- _Given exercise_:
From the listing below, extract every line containing "presided".

## BEGIN Extracted entries

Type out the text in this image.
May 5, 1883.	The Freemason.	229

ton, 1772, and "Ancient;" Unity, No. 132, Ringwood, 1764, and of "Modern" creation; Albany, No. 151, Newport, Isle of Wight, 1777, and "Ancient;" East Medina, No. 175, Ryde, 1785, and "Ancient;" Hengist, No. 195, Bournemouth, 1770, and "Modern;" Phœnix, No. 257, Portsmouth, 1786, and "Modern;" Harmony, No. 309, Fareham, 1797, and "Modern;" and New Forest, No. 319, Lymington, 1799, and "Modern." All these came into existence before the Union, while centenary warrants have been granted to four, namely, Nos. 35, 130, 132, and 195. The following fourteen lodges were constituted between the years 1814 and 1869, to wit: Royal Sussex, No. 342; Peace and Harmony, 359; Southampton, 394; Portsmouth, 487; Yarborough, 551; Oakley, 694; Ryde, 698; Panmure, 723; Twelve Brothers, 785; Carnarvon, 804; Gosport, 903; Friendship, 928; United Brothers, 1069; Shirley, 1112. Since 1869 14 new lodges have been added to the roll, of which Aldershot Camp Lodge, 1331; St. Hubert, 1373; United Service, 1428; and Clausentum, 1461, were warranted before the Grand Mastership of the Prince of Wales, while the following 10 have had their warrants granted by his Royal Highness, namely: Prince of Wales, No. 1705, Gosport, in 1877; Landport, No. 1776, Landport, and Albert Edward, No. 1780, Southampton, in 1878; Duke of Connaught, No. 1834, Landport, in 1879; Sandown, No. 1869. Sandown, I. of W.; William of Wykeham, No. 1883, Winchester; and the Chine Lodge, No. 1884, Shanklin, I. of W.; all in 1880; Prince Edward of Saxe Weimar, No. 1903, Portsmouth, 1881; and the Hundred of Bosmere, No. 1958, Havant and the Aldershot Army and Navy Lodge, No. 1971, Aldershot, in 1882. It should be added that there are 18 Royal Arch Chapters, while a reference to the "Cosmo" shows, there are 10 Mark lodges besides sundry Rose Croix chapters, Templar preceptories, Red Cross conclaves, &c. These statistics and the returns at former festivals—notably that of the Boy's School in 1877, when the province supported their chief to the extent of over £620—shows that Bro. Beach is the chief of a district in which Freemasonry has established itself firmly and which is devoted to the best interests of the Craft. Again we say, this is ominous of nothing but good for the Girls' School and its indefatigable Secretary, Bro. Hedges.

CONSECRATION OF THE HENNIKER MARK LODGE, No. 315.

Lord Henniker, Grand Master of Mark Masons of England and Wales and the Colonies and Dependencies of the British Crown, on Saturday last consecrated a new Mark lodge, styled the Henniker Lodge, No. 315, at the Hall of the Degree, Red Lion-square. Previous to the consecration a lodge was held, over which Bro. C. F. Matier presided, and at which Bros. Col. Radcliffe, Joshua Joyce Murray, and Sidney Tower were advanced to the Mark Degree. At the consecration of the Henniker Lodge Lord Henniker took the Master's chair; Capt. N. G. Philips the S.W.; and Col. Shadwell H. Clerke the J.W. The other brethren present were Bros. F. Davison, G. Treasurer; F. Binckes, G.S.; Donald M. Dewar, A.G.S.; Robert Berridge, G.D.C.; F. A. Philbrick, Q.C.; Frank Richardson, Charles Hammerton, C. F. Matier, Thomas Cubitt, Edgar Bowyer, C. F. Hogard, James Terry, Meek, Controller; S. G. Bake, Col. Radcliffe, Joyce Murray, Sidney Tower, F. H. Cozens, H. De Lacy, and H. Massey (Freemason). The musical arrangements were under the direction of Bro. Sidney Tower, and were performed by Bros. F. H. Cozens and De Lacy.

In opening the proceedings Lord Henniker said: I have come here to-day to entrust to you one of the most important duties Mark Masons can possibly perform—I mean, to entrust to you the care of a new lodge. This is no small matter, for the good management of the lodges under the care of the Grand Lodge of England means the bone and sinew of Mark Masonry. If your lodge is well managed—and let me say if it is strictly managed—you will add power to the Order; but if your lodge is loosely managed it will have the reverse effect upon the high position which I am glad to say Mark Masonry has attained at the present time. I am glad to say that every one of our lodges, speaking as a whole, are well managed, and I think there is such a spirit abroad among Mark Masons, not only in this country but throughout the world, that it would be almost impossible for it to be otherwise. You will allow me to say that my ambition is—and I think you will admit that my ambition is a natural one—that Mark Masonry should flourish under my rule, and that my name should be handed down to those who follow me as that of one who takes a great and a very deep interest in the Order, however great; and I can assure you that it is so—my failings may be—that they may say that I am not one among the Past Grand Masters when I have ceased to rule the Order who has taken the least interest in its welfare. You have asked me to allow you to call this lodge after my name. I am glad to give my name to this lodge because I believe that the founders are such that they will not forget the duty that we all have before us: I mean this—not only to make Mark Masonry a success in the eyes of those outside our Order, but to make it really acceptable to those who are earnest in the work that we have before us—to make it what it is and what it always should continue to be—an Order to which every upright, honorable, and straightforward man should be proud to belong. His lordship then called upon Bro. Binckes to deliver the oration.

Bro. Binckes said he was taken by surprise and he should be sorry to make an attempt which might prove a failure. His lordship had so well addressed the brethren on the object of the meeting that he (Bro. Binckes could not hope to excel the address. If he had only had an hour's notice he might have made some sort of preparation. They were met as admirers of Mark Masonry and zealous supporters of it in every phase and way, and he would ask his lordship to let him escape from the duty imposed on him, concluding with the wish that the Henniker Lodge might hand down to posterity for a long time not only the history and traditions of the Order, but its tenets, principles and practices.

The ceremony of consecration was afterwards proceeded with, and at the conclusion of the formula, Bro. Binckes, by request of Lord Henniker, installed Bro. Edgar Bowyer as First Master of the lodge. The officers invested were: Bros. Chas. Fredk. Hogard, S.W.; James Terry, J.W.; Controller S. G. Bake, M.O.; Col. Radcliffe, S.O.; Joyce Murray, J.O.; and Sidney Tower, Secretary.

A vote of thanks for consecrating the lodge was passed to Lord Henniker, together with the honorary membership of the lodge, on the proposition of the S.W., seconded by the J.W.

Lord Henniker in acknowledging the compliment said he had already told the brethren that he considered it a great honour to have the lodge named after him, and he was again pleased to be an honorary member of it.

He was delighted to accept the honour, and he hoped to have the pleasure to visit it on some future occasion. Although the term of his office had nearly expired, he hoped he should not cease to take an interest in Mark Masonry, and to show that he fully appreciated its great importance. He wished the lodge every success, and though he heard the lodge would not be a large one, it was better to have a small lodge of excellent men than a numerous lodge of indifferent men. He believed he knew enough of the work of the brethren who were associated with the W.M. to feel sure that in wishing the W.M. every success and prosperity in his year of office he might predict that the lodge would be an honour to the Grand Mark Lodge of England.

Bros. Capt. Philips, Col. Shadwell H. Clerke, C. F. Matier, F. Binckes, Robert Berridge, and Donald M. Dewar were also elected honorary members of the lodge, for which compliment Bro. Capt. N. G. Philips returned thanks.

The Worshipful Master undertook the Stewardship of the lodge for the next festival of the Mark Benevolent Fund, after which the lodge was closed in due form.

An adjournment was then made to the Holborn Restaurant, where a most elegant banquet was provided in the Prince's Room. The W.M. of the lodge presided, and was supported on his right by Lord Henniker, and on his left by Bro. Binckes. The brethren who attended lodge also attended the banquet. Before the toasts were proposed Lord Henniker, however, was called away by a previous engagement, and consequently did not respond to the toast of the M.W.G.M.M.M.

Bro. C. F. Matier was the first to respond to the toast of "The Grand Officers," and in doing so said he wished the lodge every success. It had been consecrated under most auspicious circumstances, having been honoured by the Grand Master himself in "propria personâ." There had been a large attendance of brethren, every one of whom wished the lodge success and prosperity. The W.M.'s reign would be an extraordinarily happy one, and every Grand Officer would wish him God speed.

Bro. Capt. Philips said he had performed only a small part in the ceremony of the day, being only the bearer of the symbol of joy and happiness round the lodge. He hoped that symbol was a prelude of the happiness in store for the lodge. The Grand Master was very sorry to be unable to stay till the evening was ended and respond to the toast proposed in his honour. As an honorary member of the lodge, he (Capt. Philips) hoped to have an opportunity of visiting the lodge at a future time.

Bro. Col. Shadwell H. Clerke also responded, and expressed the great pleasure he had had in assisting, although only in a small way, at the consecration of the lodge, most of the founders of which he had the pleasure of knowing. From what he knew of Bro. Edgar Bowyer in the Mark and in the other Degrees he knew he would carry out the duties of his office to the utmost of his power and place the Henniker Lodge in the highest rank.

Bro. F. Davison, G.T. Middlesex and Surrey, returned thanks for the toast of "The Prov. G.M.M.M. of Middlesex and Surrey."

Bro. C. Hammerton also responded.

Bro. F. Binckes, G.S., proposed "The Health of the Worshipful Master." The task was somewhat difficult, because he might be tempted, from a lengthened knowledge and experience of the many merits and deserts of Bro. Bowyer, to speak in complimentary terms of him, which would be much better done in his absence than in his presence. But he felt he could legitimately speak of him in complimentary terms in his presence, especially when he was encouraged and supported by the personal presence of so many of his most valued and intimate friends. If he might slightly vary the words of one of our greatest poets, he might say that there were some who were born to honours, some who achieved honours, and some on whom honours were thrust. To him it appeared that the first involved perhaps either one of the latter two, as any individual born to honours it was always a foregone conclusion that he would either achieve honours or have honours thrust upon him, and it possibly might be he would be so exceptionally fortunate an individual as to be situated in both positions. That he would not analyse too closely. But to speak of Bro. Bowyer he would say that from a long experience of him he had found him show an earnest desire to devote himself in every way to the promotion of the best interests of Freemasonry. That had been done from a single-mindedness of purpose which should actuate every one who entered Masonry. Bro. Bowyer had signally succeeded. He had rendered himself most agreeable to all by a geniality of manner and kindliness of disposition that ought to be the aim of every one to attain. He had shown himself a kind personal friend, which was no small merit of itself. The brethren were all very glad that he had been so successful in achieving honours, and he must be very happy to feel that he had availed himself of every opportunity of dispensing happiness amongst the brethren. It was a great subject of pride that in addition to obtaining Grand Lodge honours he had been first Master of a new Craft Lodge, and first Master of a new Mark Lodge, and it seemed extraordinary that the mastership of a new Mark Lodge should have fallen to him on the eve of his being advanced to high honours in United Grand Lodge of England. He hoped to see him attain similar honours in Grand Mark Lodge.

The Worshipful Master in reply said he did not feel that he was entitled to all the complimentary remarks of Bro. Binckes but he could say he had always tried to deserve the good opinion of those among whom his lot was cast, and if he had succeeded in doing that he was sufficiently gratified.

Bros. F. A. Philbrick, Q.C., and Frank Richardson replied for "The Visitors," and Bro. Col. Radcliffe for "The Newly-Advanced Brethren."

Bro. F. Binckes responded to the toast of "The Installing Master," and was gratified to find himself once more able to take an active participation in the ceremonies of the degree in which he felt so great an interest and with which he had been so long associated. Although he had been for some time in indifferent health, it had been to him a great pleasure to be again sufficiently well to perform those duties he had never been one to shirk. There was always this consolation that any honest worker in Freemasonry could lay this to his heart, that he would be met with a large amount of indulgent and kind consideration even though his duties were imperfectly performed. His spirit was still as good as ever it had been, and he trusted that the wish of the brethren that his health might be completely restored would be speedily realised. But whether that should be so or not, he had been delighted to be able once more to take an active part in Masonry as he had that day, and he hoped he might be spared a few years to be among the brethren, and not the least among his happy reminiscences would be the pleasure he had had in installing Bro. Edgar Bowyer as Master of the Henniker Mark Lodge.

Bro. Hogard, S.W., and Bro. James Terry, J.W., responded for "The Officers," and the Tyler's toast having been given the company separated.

## END Extracted entries

- _Output below_:
Lord Henniker, Grand Master of Mark Masons of England and Wales and the Colonies and Dependencies of the British Crown, on Saturday last consecrated a new Mark lodge, styled the Henniker Lodge, No. 315, at the Hall of the Degree, Red Lion-square. Previous to the consecration a lodge was held, over which Bro. C. F. Matier presided, and at which Bros. Col. Radcliffe, Joshua Joyce Murray, and Sidney Tower were advanced to the Mark Degree. At the consecration of the Henniker Lodge Lord Henniker took the Master's chair; Capt. N. G. Philips the S.W.; and Col. Shadwell H. Clerke the J.W. The other brethren present were Bros. F. Davison, G. Treasurer; F. Binckes, G.S.; Donald M. Dewar, A.G.S.; Robert Berridge, G.D.C.; F. A. Philbrick, Q.C.; Frank Richardson, Charles Hammerton, C. F. Matier, Thomas Cubitt, Edgar Bowyer, C. F. Hogard, James Terry, Meek, Controller; S. G. Bake, Col. Radcliffe, Joyce Murray, Sidney Tower, F. H. Cozens, H. De Lacy, and H. Massey (Freemason). The musical arrangements were under the direction of Bro. Sidney Tower, and were performed by Bros. F. H. Cozens and De Lacy.
An adjournment was then made to the Holborn Restaurant, where a most elegant banquet was provided in the Prince's Room. The W.M. of the lodge presided, and was supported on his right by Lord Henniker, and on his left by Bro. Binckes. The brethren who attended lodge also attended the banquet. Before the toasts were proposed Lord Henniker, however, was called away by a previous engagement, and consequently did not respond to the toast of the M.W.G.M.M.M.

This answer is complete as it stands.